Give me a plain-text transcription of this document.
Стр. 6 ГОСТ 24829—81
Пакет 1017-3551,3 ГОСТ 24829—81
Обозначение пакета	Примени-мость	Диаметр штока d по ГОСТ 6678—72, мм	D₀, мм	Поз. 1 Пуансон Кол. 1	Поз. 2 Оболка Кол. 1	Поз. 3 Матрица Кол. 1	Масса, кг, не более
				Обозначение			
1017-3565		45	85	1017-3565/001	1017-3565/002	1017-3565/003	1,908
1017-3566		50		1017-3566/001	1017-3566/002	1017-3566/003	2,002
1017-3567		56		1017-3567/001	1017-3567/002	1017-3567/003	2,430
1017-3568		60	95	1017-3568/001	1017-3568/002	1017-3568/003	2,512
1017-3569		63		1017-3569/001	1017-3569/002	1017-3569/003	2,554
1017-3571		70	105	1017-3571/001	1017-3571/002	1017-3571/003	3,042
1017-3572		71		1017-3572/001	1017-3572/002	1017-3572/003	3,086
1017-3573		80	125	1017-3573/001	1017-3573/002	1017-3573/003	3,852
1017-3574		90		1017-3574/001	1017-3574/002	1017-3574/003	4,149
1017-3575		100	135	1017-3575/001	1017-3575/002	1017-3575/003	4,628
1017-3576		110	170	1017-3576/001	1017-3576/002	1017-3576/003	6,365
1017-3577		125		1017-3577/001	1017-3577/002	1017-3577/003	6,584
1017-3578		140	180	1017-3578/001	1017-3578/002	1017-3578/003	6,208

Written instruction:
Copy every line of the material in which the word "Обозначение" occurs.

Complete output:
Обозначение пакета	Примени-мость	Диаметр штока d по ГОСТ 6678—72, мм	D₀, мм	Поз. 1 Пуансон Кол. 1	Поз. 2 Оболка Кол. 1	Поз. 3 Матрица Кол. 1	Масса, кг, не более
				Обозначение			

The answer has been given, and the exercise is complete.